*What to produce:* Return each line of the listing below, unchanged, and omit the images.

*Dataset items:*
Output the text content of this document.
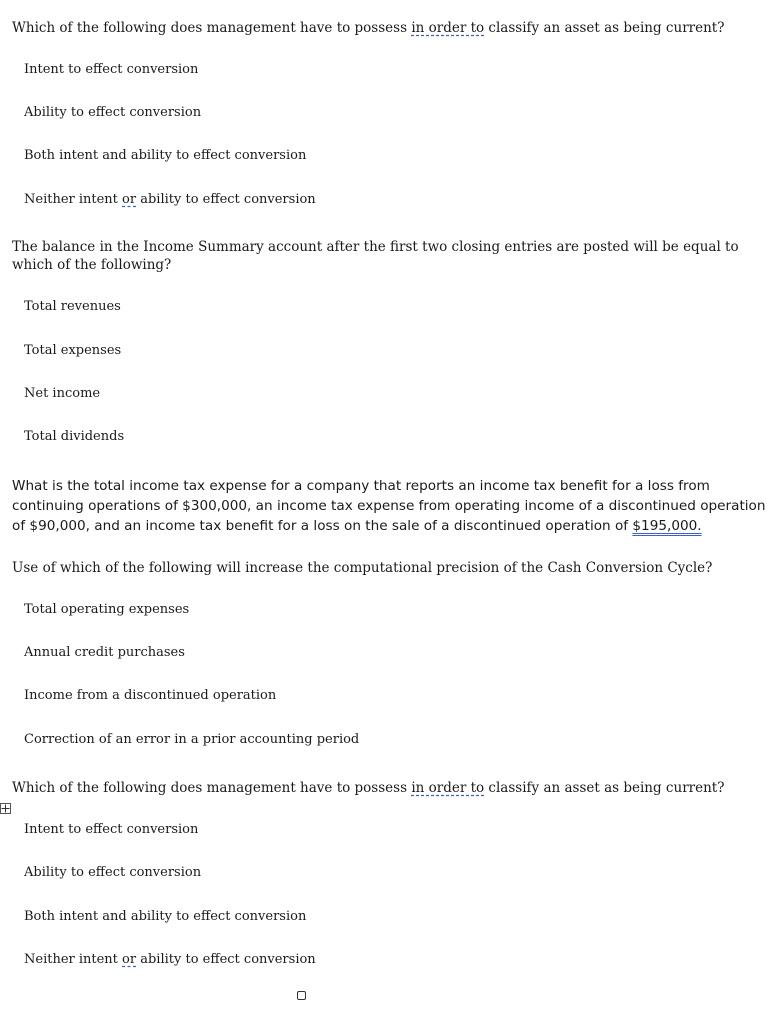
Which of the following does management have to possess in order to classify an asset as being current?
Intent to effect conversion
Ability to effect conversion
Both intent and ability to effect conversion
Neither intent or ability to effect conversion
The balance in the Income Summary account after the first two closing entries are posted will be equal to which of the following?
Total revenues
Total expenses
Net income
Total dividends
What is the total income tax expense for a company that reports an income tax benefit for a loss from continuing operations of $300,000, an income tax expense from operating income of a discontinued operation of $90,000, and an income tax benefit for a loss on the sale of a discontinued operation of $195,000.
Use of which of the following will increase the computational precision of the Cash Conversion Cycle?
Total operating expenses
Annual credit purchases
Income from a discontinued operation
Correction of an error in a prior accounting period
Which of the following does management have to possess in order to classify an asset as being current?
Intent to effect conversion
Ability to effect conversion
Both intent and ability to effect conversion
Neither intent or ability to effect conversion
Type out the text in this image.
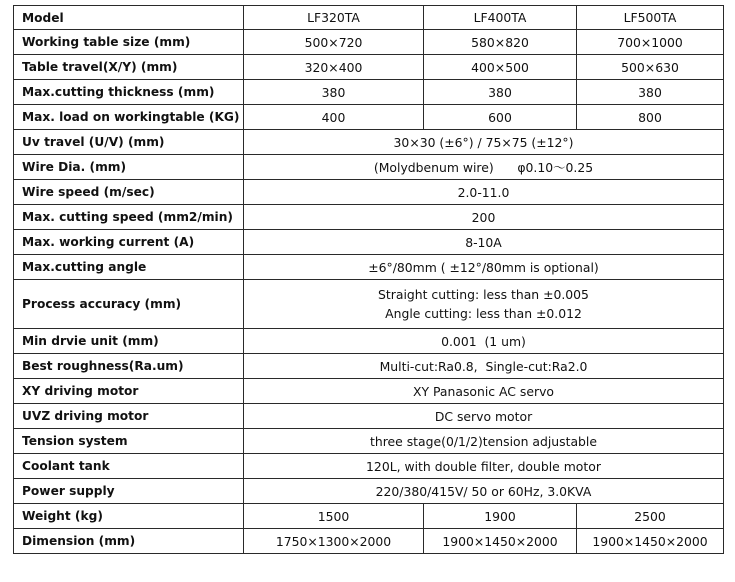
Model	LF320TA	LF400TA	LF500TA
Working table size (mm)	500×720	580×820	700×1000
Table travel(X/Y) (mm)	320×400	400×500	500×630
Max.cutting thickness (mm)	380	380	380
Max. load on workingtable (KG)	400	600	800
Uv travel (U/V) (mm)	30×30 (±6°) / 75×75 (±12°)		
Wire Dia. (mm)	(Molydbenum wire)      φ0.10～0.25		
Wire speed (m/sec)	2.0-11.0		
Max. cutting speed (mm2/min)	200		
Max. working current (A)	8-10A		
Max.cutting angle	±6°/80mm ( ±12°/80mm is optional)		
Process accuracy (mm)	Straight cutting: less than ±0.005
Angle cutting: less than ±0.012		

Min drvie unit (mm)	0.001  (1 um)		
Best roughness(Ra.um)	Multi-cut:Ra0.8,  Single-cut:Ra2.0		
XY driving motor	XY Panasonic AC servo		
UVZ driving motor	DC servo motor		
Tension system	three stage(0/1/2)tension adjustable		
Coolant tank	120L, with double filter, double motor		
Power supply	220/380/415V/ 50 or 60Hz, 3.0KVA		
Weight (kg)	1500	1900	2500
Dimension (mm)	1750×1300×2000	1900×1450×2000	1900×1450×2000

*The reply:*
Output the text content of this document.
Which of the following does management have to possess in order to classify an asset as being current?
Intent to effect conversion
Ability to effect conversion
Both intent and ability to effect conversion
Neither intent or ability to effect conversion
The balance in the Income Summary account after the first two closing entries are posted will be equal to which of the following?
Total revenues
Total expenses
Net income
Total dividends
What is the total income tax expense for a company that reports an income tax benefit for a loss from continuing operations of $300,000, an income tax expense from operating income of a discontinued operation of $90,000, and an income tax benefit for a loss on the sale of a discontinued operation of $195,000.
Use of which of the following will increase the computational precision of the Cash Conversion Cycle?
Total operating expenses
Annual credit purchases
Income from a discontinued operation
Correction of an error in a prior accounting period
Which of the following does management have to possess in order to classify an asset as being current?
Intent to effect conversion
Ability to effect conversion
Both intent and ability to effect conversion
Neither intent or ability to effect conversion
Type out the text in this image.
Model	LF320TA	LF400TA	LF500TA
Working table size (mm)	500×720	580×820	700×1000
Table travel(X/Y) (mm)	320×400	400×500	500×630
Max.cutting thickness (mm)	380	380	380
Max. load on workingtable (KG)	400	600	800
Uv travel (U/V) (mm)	30×30 (±6°) / 75×75 (±12°)		
Wire Dia. (mm)	(Molydbenum wire)      φ0.10～0.25		
Wire speed (m/sec)	2.0-11.0		
Max. cutting speed (mm2/min)	200		
Max. working current (A)	8-10A		
Max.cutting angle	±6°/80mm ( ±12°/80mm is optional)		
Process accuracy (mm)	Straight cutting: less than ±0.005
Angle cutting: less than ±0.012		

Min drvie unit (mm)	0.001  (1 um)		
Best roughness(Ra.um)	Multi-cut:Ra0.8,  Single-cut:Ra2.0		
XY driving motor	XY Panasonic AC servo		
UVZ driving motor	DC servo motor		
Tension system	three stage(0/1/2)tension adjustable		
Coolant tank	120L, with double filter, double motor		
Power supply	220/380/415V/ 50 or 60Hz, 3.0KVA		
Weight (kg)	1500	1900	2500
Dimension (mm)	1750×1300×2000	1900×1450×2000	1900×1450×2000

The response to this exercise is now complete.